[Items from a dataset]
**********

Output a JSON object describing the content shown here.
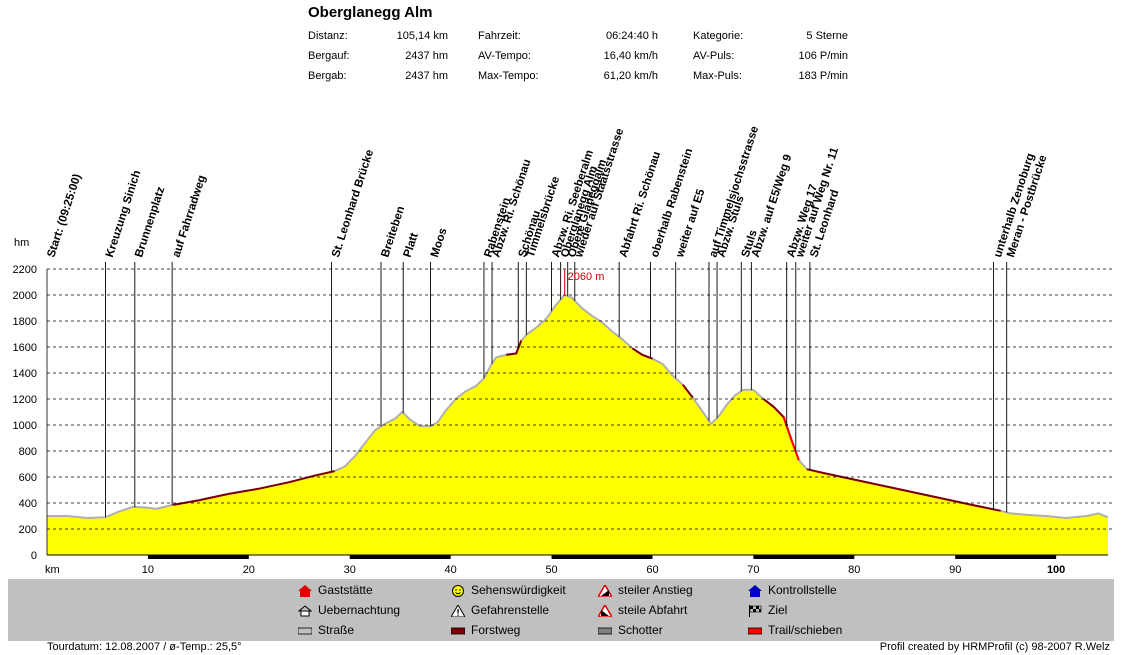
{
  "title": "Oberglanegg Alm",
  "stats": [
    {
      "label": "Distanz:",
      "value": "105,14 km"
    },
    {
      "label": "Bergauf:",
      "value": "2437 hm"
    },
    {
      "label": "Bergab:",
      "value": "2437 hm"
    },
    {
      "label": "Fahrzeit:",
      "value": "06:24:40 h"
    },
    {
      "label": "AV-Tempo:",
      "value": "16,40 km/h"
    },
    {
      "label": "Max-Tempo:",
      "value": "61,20 km/h"
    },
    {
      "label": "Kategorie:",
      "value": "5 Sterne"
    },
    {
      "label": "AV-Puls:",
      "value": "106 P/min"
    },
    {
      "label": "Max-Puls:",
      "value": "183 P/min"
    }
  ],
  "legend": [
    {
      "label": "Gaststätte",
      "icon": "house-red-icon"
    },
    {
      "label": "Uebernachtung",
      "icon": "lodging-icon"
    },
    {
      "label": "Straße",
      "icon": "road-surface-icon",
      "color": "#c0c0c0"
    },
    {
      "label": "Sehenswürdigkeit",
      "icon": "smiley-icon"
    },
    {
      "label": "Gefahrenstelle",
      "icon": "warning-icon"
    },
    {
      "label": "Forstweg",
      "icon": "forest-road-surface-icon",
      "color": "#800000"
    },
    {
      "label": "steiler Anstieg",
      "icon": "steep-climb-icon"
    },
    {
      "label": "steile Abfahrt",
      "icon": "steep-descent-icon"
    },
    {
      "label": "Schotter",
      "icon": "gravel-surface-icon",
      "color": "#808080"
    },
    {
      "label": "Kontrollstelle",
      "icon": "checkpoint-icon"
    },
    {
      "label": "Ziel",
      "icon": "finish-flag-icon"
    },
    {
      "label": "Trail/schieben",
      "icon": "trail-surface-icon",
      "color": "#ff0000"
    }
  ],
  "footer": {
    "left": "Tourdatum: 12.08.2007  /  ø-Temp.: 25,5°",
    "right": "Profil created by HRMProfil (c) 98-2007 R.Welz"
  },
  "chart_data": {
    "type": "area",
    "xlabel": "km",
    "ylabel": "hm",
    "xlim": [
      0,
      105.14
    ],
    "ylim": [
      0,
      2200
    ],
    "xticks": [
      10,
      20,
      30,
      40,
      50,
      60,
      70,
      80,
      90,
      100
    ],
    "yticks": [
      0,
      200,
      400,
      600,
      800,
      1000,
      1200,
      1400,
      1600,
      1800,
      2000,
      2200
    ],
    "grid": true,
    "fill_color": "#ffff00",
    "max_label": "2060 m",
    "max_point": {
      "x": 51.3,
      "y": 2000
    },
    "profile": [
      [
        0,
        300
      ],
      [
        2,
        300
      ],
      [
        4,
        285
      ],
      [
        5.8,
        290
      ],
      [
        7,
        330
      ],
      [
        8.5,
        370
      ],
      [
        10,
        365
      ],
      [
        10.8,
        355
      ],
      [
        12.5,
        385
      ],
      [
        15,
        420
      ],
      [
        18,
        470
      ],
      [
        21,
        510
      ],
      [
        24,
        560
      ],
      [
        26.5,
        610
      ],
      [
        28.5,
        645
      ],
      [
        29.5,
        680
      ],
      [
        30.5,
        760
      ],
      [
        31.5,
        860
      ],
      [
        32.5,
        960
      ],
      [
        33.5,
        1010
      ],
      [
        34.5,
        1050
      ],
      [
        35.2,
        1100
      ],
      [
        36,
        1040
      ],
      [
        37,
        990
      ],
      [
        38,
        990
      ],
      [
        38.7,
        1020
      ],
      [
        39.5,
        1110
      ],
      [
        40.5,
        1200
      ],
      [
        41.5,
        1260
      ],
      [
        42.5,
        1300
      ],
      [
        43.3,
        1360
      ],
      [
        44,
        1460
      ],
      [
        44.5,
        1520
      ],
      [
        45.5,
        1540
      ],
      [
        46.5,
        1550
      ],
      [
        47,
        1650
      ],
      [
        47.6,
        1700
      ],
      [
        48.5,
        1750
      ],
      [
        49.5,
        1820
      ],
      [
        50.4,
        1920
      ],
      [
        51.3,
        2000
      ],
      [
        52,
        1980
      ],
      [
        53,
        1900
      ],
      [
        54,
        1840
      ],
      [
        55,
        1790
      ],
      [
        56,
        1720
      ],
      [
        57,
        1660
      ],
      [
        58,
        1590
      ],
      [
        59,
        1540
      ],
      [
        60,
        1510
      ],
      [
        61,
        1470
      ],
      [
        62,
        1380
      ],
      [
        63,
        1310
      ],
      [
        64,
        1210
      ],
      [
        65,
        1100
      ],
      [
        65.8,
        1010
      ],
      [
        66.5,
        1060
      ],
      [
        67.3,
        1150
      ],
      [
        68.2,
        1230
      ],
      [
        69,
        1270
      ],
      [
        70,
        1270
      ],
      [
        71,
        1200
      ],
      [
        72,
        1140
      ],
      [
        73,
        1060
      ],
      [
        73.8,
        880
      ],
      [
        74.5,
        730
      ],
      [
        75.3,
        660
      ],
      [
        77,
        630
      ],
      [
        80,
        580
      ],
      [
        83,
        530
      ],
      [
        86,
        480
      ],
      [
        89,
        430
      ],
      [
        92,
        380
      ],
      [
        94.5,
        340
      ],
      [
        95.5,
        320
      ],
      [
        97,
        310
      ],
      [
        99,
        300
      ],
      [
        101,
        285
      ],
      [
        103,
        300
      ],
      [
        104.2,
        320
      ],
      [
        105.14,
        290
      ]
    ],
    "waypoints": [
      {
        "label": "Start: (09:25:00)",
        "x": 0
      },
      {
        "label": "Kreuzung Sinich",
        "x": 5.8
      },
      {
        "label": "Brunnenplatz",
        "x": 8.7
      },
      {
        "label": "auf Fahrradweg",
        "x": 12.4
      },
      {
        "label": "St. Leonhard Brücke",
        "x": 28.2
      },
      {
        "label": "Breiteben",
        "x": 33.1
      },
      {
        "label": "Platt",
        "x": 35.3
      },
      {
        "label": "Moos",
        "x": 38.0
      },
      {
        "label": "Rabenstein",
        "x": 43.3
      },
      {
        "label": "Abzw. Ri. Schönau",
        "x": 44.1
      },
      {
        "label": "Schönau",
        "x": 46.7
      },
      {
        "label": "Timmelsbrücke",
        "x": 47.5
      },
      {
        "label": "Abzw. Ri. Seeberalm",
        "x": 50.0
      },
      {
        "label": "Oberglanegg Alm",
        "x": 50.9
      },
      {
        "label": "Obere Glaneggalm",
        "x": 51.6
      },
      {
        "label": "wieder auf Staatsstrasse",
        "x": 52.3
      },
      {
        "label": "Abfahrt Ri. Schönau",
        "x": 56.7
      },
      {
        "label": "oberhalb Rabenstein",
        "x": 59.8
      },
      {
        "label": "weiter auf E5",
        "x": 62.3
      },
      {
        "label": "auf Timmelsjochsstrasse",
        "x": 65.6
      },
      {
        "label": "Abzw. Stuls",
        "x": 66.4
      },
      {
        "label": "Stuls",
        "x": 68.8
      },
      {
        "label": "Abzw. auf E5/Weg 9",
        "x": 69.8
      },
      {
        "label": "Abzw. Weg 17",
        "x": 73.3
      },
      {
        "label": "weiter auf Weg Nr. 11",
        "x": 74.2
      },
      {
        "label": "St. Leonhard",
        "x": 75.6
      },
      {
        "label": "unterhalb Zenoburg",
        "x": 93.8
      },
      {
        "label": "Meran - Postbrücke",
        "x": 95.1
      }
    ]
  }
}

**********

[Given exercise]
From the entries above, copy each line holding "weiter".

[Task output]
        "label": "weiter auf E5",
        "label": "weiter auf Weg Nr. 11",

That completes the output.